■ **Aim of the task**
In the gratitude list, what gifts has the bride crew brought?

10)   I have the best MIL to be.  Beth, if you could only see yourself from my eyes.  If you could see how special you are to me.  You have taken care of me when I couldn’t take care of myself.  You are full of wonderful advice, a helping hand and a baking queen.  Words cannot express how much Cruz and I love you and Nicolas for all you’ve done for us. 

11)   My dogs have been there for me.  Yes, they stink.  Yes, they are pains in my ass sometimes. But there’s nothing like a snuggle from a dog that you love to make all of the hurt go away…at least for a few minutes.

12)   My dad’s brothers, sisters, mom and nieces and nephews are the most supportive people that I know.  They have offered me advice, loaned me tools, written thank you notes and just have been there for me to call if I need be.  I am so lucky to have such a loving family.

13)   I have the BEST aunt that resides in San Diego, Califronia.  She’s been a rock for Cruz and I as I’ve been faced with hard decisions.  I don’t know what I did to deserve Sharon, but she’s a “good egg” and everyone needs an Aunt Sharon.  Everyone.

14)   My bride “crew” if you will have been amazing.  The girls that I chose to assist me in my big day have stuck by me as I knew that they would.  They have brought gifts of prayers, dinners, alcohol and most importantly, gifts of love.  The sincerity of these wonderful ladies has been hands-down, the best. Thank you Jess, Jess, Mary, Rachel, Rosa, Rose and Emily.  I love you all more than you’ll ever know.

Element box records

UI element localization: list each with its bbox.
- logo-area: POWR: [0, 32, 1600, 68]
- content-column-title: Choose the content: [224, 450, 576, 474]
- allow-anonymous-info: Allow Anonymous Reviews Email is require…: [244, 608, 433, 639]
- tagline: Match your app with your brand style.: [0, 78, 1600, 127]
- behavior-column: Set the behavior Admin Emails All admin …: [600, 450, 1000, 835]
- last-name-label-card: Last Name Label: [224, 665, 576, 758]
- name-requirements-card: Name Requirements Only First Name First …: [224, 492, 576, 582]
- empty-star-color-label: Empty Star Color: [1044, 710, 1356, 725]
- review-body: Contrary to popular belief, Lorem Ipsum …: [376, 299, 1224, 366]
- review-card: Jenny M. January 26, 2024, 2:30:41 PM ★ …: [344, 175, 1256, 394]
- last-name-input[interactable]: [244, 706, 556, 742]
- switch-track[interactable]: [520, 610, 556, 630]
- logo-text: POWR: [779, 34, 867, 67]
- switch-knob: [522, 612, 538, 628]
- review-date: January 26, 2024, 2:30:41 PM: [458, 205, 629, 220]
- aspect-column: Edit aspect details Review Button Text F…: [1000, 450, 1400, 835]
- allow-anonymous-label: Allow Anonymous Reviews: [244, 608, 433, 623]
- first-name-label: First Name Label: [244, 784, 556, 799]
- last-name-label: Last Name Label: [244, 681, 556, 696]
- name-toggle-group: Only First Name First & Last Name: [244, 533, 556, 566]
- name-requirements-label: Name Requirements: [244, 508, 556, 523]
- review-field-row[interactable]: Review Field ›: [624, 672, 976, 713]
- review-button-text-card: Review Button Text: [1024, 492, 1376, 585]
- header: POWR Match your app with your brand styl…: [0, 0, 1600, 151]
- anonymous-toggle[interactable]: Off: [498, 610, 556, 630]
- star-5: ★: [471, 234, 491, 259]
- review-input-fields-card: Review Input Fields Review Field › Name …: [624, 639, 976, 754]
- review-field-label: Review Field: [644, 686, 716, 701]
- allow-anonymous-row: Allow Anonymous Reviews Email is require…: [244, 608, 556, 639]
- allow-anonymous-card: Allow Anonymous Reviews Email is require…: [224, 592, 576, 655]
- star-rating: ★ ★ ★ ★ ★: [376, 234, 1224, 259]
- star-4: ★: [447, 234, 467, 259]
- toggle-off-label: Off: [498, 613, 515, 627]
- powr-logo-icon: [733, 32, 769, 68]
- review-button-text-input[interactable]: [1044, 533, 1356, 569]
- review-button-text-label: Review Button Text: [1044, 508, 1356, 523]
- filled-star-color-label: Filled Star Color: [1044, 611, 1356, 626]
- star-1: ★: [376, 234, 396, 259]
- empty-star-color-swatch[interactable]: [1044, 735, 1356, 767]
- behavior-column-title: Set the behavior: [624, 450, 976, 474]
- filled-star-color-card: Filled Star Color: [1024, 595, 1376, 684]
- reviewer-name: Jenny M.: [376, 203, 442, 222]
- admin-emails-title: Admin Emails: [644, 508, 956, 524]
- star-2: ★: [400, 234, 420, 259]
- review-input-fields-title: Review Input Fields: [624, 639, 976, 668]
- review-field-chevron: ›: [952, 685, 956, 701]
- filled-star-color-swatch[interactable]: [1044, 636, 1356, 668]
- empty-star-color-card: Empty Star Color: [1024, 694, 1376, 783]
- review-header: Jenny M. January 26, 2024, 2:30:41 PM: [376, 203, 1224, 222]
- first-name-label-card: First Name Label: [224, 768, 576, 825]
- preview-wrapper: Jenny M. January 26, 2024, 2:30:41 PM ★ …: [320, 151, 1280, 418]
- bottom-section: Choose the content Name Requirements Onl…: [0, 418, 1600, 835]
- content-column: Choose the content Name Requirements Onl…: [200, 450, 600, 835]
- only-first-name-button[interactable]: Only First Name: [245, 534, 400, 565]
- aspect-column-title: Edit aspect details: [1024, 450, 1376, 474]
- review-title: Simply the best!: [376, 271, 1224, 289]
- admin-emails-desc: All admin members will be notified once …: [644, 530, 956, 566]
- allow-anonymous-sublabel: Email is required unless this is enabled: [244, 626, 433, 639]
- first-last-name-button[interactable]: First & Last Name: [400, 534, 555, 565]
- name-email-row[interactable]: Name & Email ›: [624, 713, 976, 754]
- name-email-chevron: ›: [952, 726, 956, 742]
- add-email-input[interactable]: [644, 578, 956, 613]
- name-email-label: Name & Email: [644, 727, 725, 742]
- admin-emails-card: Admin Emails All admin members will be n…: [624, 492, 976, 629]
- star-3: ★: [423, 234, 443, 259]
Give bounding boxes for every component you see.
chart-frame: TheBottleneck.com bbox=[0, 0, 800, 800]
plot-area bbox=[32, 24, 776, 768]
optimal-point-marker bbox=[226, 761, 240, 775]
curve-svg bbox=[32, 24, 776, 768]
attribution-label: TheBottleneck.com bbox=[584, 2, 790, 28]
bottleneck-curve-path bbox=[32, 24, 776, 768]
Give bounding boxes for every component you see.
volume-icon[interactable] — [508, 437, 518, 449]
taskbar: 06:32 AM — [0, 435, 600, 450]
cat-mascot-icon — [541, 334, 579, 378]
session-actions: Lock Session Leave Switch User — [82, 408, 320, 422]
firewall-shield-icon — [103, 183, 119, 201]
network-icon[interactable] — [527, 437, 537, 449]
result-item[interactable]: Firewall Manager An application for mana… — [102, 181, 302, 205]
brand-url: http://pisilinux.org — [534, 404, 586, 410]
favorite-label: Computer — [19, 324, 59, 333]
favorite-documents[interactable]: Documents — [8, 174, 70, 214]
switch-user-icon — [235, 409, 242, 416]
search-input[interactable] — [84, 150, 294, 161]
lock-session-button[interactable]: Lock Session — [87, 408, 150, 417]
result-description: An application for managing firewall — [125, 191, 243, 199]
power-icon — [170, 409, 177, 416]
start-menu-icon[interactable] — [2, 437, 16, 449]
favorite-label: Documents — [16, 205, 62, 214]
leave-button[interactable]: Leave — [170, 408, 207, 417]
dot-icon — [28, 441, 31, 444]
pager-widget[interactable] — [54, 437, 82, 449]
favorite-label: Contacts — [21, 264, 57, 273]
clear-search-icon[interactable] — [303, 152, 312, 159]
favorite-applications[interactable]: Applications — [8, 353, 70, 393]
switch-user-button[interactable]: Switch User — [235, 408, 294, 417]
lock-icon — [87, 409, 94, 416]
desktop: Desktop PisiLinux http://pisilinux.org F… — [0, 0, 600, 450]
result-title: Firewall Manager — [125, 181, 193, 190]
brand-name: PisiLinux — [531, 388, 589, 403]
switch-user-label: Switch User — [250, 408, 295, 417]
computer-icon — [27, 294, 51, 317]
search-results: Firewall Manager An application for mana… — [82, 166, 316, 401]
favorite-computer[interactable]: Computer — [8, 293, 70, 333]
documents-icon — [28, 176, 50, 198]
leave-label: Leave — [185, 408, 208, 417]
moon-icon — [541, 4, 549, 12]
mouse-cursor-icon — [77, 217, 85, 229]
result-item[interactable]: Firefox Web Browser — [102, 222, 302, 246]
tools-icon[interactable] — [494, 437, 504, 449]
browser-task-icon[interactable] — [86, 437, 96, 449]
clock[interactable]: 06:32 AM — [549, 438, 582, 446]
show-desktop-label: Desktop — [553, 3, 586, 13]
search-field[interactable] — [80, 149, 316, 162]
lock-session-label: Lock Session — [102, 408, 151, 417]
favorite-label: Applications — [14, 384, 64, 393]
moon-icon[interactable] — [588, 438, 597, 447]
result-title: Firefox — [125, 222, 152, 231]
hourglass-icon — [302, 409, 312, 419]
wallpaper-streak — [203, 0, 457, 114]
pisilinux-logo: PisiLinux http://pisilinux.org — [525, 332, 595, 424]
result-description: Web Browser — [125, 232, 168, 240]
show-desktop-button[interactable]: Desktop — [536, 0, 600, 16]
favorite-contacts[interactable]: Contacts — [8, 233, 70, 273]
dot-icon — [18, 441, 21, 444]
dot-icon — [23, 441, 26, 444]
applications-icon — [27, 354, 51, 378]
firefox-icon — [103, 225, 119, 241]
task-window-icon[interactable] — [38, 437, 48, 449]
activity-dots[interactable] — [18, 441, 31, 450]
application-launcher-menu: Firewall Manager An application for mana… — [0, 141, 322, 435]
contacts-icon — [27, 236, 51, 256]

■ **Task result**
Prayers, dinners, alcohol, and most importantly, love.